* _Source passage_:

            The inconclusive also showed to be heterogeneous. Out of the two hundred and eighteen (218) examiners, ninety-six (96) labeled none of the comparisons as inconclusive, forty-five (45) labeled all 10 of the comparisons as inconclusive, and seventy-seven (77) examiners showed an even spread between the extremes. 

My Discussion

            The authors state that the false elimination error rate is in doubt because the poor-quality rate is higher than the false elimination rate, even with the inconclusive results factored in. I agree that the error rate should be questioned because the rate can be affected by the poor quality of the samples, which can lead an examiner to not conclude a positive comparison. But, there is another factor in play as well. Some laboratories do not allow their examiners to report inconclusive results and require that the conclusion can be either an identification or an elimination, which is something that the statistics community has been making a push for. But, this factor is hard to consider when the authors did not require the participants to disclose their laboratory practices. It can be assumed that this might be the case because all the false eliminations were made by examiners who did not conclude inconclusive in any of the comparisons.

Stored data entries

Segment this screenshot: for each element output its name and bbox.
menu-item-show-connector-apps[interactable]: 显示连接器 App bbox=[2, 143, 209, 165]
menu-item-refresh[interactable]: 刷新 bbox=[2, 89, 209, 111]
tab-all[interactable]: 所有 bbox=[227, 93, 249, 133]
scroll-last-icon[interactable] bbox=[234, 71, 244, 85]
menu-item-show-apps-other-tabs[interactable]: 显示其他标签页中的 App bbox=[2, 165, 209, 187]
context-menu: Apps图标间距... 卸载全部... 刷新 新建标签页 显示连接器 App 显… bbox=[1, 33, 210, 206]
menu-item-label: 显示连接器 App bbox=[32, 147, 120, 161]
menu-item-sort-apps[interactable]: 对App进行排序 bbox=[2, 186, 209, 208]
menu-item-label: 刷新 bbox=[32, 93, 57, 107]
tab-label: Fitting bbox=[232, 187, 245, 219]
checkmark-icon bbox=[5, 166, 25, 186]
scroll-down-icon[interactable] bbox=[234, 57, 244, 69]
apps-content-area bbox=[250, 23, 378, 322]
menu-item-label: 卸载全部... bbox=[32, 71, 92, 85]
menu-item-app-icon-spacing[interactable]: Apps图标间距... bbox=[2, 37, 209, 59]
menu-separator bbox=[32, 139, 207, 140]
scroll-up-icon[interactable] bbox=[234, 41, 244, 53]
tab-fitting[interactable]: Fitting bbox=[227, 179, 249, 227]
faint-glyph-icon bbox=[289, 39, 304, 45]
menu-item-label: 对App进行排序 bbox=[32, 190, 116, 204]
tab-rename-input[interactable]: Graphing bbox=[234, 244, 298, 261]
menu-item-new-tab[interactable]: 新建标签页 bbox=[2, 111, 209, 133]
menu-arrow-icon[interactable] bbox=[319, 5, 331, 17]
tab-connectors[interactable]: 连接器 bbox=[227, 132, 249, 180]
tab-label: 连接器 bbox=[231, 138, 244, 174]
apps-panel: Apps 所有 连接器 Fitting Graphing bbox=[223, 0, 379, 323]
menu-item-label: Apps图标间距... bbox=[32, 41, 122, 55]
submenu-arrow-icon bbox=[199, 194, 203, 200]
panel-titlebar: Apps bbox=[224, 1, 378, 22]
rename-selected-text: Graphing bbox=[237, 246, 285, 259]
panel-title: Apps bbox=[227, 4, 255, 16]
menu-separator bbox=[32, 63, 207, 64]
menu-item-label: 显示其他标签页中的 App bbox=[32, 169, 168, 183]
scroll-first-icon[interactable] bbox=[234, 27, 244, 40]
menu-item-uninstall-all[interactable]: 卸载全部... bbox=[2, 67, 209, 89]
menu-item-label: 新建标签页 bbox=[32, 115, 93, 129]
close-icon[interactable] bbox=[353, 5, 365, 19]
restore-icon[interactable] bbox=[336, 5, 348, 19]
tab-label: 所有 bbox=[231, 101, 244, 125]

* _Task to complete_:
Continue the passage on examiners' inconclusive results and error rates, starting after its last sentence.

* _Answer for this exercise_:
            The false positive rate is a percentage that should not be applied to the science but rather to an examiner. This 1% error rate is more representative of the examiners participating in this specific study. This can be seen when most of the false identifications were produced by five (5) examiners out of the two hundred and eighteen (218) total participants. This study also disclosed in the design that they did not want the laboratory review process to be a factor so that they can examine the individual examiners. It is my belief that if the review process was allowed in this experiment the error rate would be smaller or be close to 0%. So, the error rate can be used to advocate for examiners to be well-trained and to have a well-established QA system in place.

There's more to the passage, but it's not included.